TEXT SECTION »
▼
In an aspect, provided are methods and systems for a type of associative search that can be used, for example, to find people, places, things, events, ideas and concepts (collectively, “entities”) based on their association (affinity) to other entities.
The methods and systems provided can allow a user to browse for results using specific entities that capture the spirit of the desired results (“Mercedes Benz®”) without having to revert to a keyword-based description (“high-end luxury goods”).
An embodiment of the invention comprises a graph theoretic approach to generate a hierarchy of entities (searchable items) and the weights between them.
By way of example, a “top 10” list rates the best restaurants each year. In 2008 the top 10 list contained restaurants R1 and R2, in 2007 the top 10 list contained R1 and R3, and in 2006 the top 10 list contained R4 and R5 (see
The entities can be automatically categorized into groups, based on an affinity or similarity measure between entities (entities with a higher affinity score are more closely related). Affinity can be a measure of the relatedness between two or more entities. For example, Mercedes Benz®, Grey Goose Vodka® and Rolex® can be automatically categorized into the same group because they appear in similar contexts, even though may not appear on a specific text-based list. In addition, the categorizing traits do not need to be explicitly labeled or described (“high end luxury goods”).
▲
AIM » Reproduce the associative search text above in full, word for word.

EXCERPTED DATA »
▼
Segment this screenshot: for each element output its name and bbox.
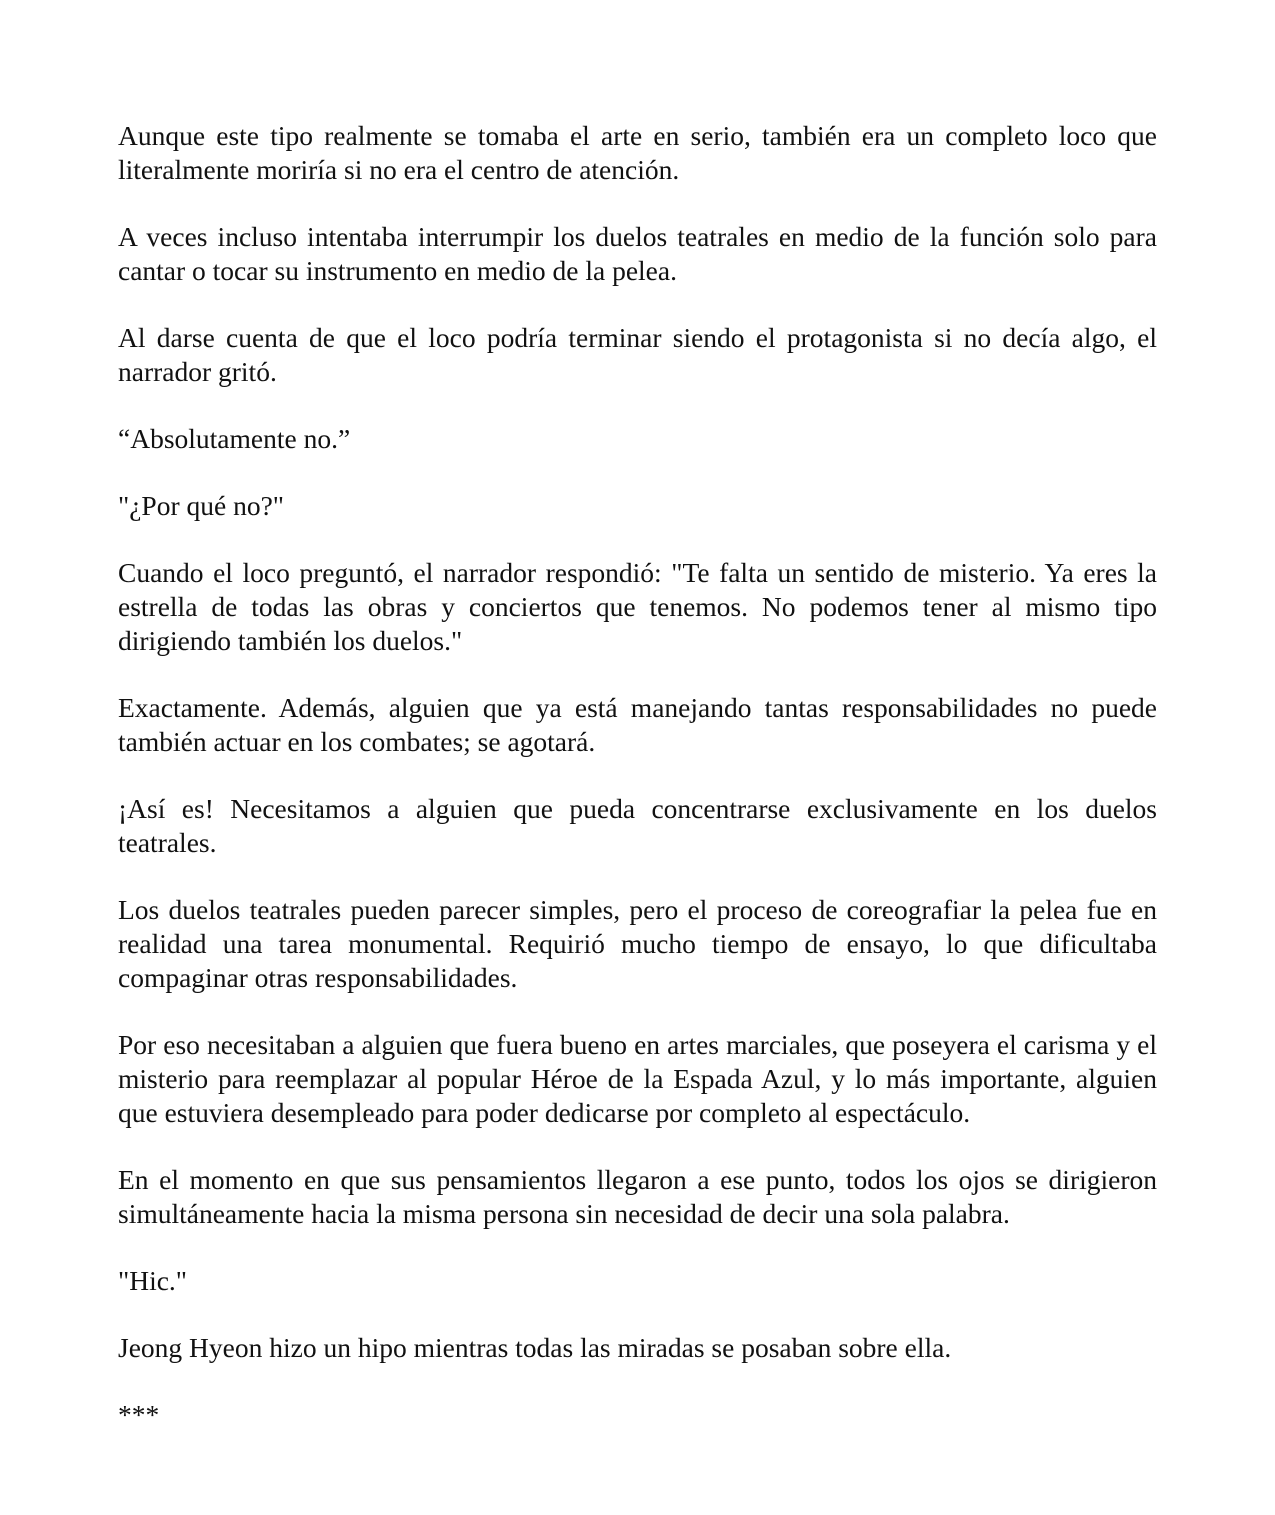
- paragraph-narrator-reply: Cuando el loco preguntó, el narrador respondió: "Te falta un sentido de misterio. Ya eres la estrella de todas las obras y conciertos que tenemos. No podemos tener al mismo tipo dirigiendo también los duelos.": [118, 557, 1157, 656]
- dialogue-hic: "Hic.": [118, 1265, 188, 1296]
- paragraph-choreography: Los duelos teatrales pueden parecer simples, pero el proceso de coreografiar la pelea fue en realidad una tarea monumental. Requirió mucho tiempo de ensayo, lo que dificultaba compaginar otras responsabilidades.: [118, 894, 1157, 993]
- paragraph-thats-right: ¡Así es! Necesitamos a alguien que pueda concentrarse exclusivamente en los duelos teatrales.: [118, 793, 1157, 858]
- dialogue-absolutely-not: “Absolutamente no.”: [118, 423, 351, 454]
- document-page: [118, 119, 1157, 1465]
- section-break: ***: [118, 1399, 160, 1430]
- paragraph-requirements: Por eso necesitaban a alguien que fuera bueno en artes marciales, que poseyera el carisma y el misterio para reemplazar al popular Héroe de la Espada Azul, y lo más importante, alguien que estuviera desempleado para poder dedicarse por completo al espectáculo.: [118, 1029, 1157, 1128]
- paragraph-jeong-hyeon: Jeong Hyeon hizo un hipo mientras todas las miradas se posaban sobre ella.: [118, 1332, 952, 1363]
- paragraph-exactly: Exactamente. Además, alguien que ya está manejando tantas responsabilidades no puede también actuar en los combates; se agotará.: [118, 692, 1157, 757]
- paragraph-1: Aunque este tipo realmente se tomaba el arte en serio, también era un completo loco que literalmente moriría si no era el centro de atención.: [118, 120, 1157, 185]
- dialogue-why-not: "¿Por qué no?": [118, 490, 285, 521]
- paragraph-all-eyes: En el momento en que sus pensamientos llegaron a ese punto, todos los ojos se dirigieron simultáneamente hacia la misma persona sin necesidad de decir una sola palabra.: [118, 1164, 1157, 1229]
- paragraph-3: Al darse cuenta de que el loco podría terminar siendo el protagonista si no decía algo, el narrador gritó.: [118, 322, 1157, 387]
- paragraph-2: A veces incluso intentaba interrumpir los duelos teatrales en medio de la función solo para cantar o tocar su instrumento en medio de la pelea.: [118, 221, 1157, 286]
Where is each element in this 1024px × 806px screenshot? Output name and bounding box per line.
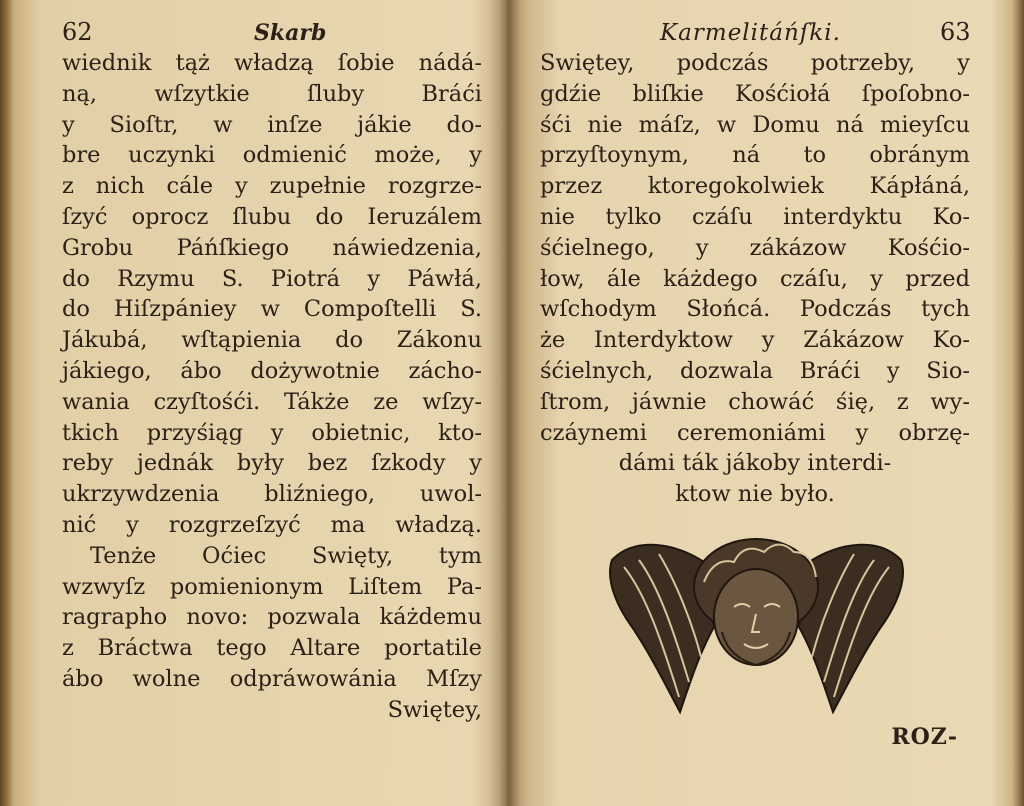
text-line: ną, wſzytkie ſluby Bráći [62,80,482,107]
text-line: śći nie máſz, w Domu ná mieyſcu [540,111,970,138]
left-page [20,0,488,806]
left-body-text [62,48,482,726]
text-line: do Rzymu S. Piotrá y Páwłá, [62,265,482,292]
left-running-title: Skarb [254,20,327,46]
right-running-title: Karmelitáńſki. [660,20,841,46]
text-line: Tenże Oćiec Swięty, tym [90,542,482,569]
text-line: śćielnych, dozwala Bráći y Sio- [540,357,970,384]
text-line: ſtrom, jáwnie chowáć śię, z wy- [540,388,970,415]
catchword: ROZ- [891,724,958,750]
cherub-ornament [604,532,909,722]
text-line: Jákubá, wſtąpienia do Zákonu [62,327,482,354]
text-line: Swiętey, podczás potrzeby, y [540,50,970,76]
text-line: z nich cále y zupełnie rozgrze- [62,173,482,200]
text-line: wſchodym Słońcá. Podczás tych [540,296,970,323]
text-line: ſzyć oprocz ſlubu do Ieruzálem [62,203,482,230]
text-line: wiednik tąż władzą ſobie nádá- [62,50,482,76]
text-line: ukrzywdzenia bliźniego, uwol- [62,481,482,508]
text-line: ábo wolne odpráwowánia Mſzy [62,665,482,692]
text-line: reby jednák były bez ſzkody y [62,450,482,477]
right-page-number: 63 [940,18,971,46]
text-line: ragrapho novo: pozwala káżdemu [62,604,482,631]
left-page-number: 62 [62,18,93,46]
text-line: gdźie bliſkie Kośćiołá ſpoſobno- [540,80,970,107]
text-line: wania czyſtośći. Tákże ze wſzy- [62,388,482,415]
right-body-text [540,48,970,510]
text-line: ktow nie było. [675,481,835,508]
text-line: wzwyſz pomienionym Liſtem Pa- [62,573,482,600]
text-line: jákiego, ábo dożywotnie zácho- [62,357,482,384]
book-gutter [488,0,528,806]
text-line: dámi ták jákoby interdi- [618,450,892,477]
text-line: y Sioſtr, w inſze jákie do- [62,111,482,138]
text-line: Grobu Páńſkiego náwiedzenia, [62,234,482,261]
text-line: nie tylko czáſu interdyktu Ko- [540,203,970,230]
text-line: przyſtoynym, ná to obránym [540,142,970,169]
text-line: do Hiſzpániey w Compoſtelli S. [62,296,482,323]
right-page [530,0,998,806]
text-line: że Interdyktow y Zákázow Ko- [540,327,970,354]
text-line: czáynemi ceremoniámi y obrzę- [540,419,970,446]
text-line: Swiętey, [387,696,482,723]
text-line: z Bráctwa tego Altare portatile [62,635,482,662]
text-line: śćielnego, y zákázow Kośćio- [540,234,970,261]
text-line: łow, ále káżdego czáſu, y przed [540,265,970,292]
text-line: przez ktoregokolwiek Kápłáná, [540,173,970,200]
text-line: nić y rozgrzeſzyć ma władzą. [62,511,482,538]
text-line: bre uczynki odmienić może, y [62,142,482,169]
text-line: tkich przyśiąg y obietnic, kto- [62,419,482,446]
▲
SOLUTION TO THIS TASK »
In an aspect, provided are methods and systems for a type of associative search that can be used, for example, to find people, places, things, events, ideas and concepts (collectively, “entities”) based on their association (affinity) to other entities.
The methods and systems provided can allow a user to browse for results using specific entities that capture the spirit of the desired results (“Mercedes Benz®”) without having to revert to a keyword-based description (“high-end luxury goods”).
An embodiment of the invention comprises a graph theoretic approach to generate a hierarchy of entities (searchable items) and the weights between them.
By way of example, a “top 10” list rates the best restaurants each year. In 2008 the top 10 list contained restaurants R1 and R2, in 2007 the top 10 list contained R1 and R3, and in 2006 the top 10 list contained R4 and R5 (see
The entities can be automatically categorized into groups, based on an affinity or similarity measure between entities (entities with a higher affinity score are more closely related). Affinity can be a measure of the relatedness between two or more entities. For example, Mercedes Benz®, Grey Goose Vodka® and Rolex® can be automatically categorized into the same group because they appear in similar contexts, even though may not appear on a specific text-based list. In addition, the categorizing traits do not need to be explicitly labeled or described (“high end luxury goods”).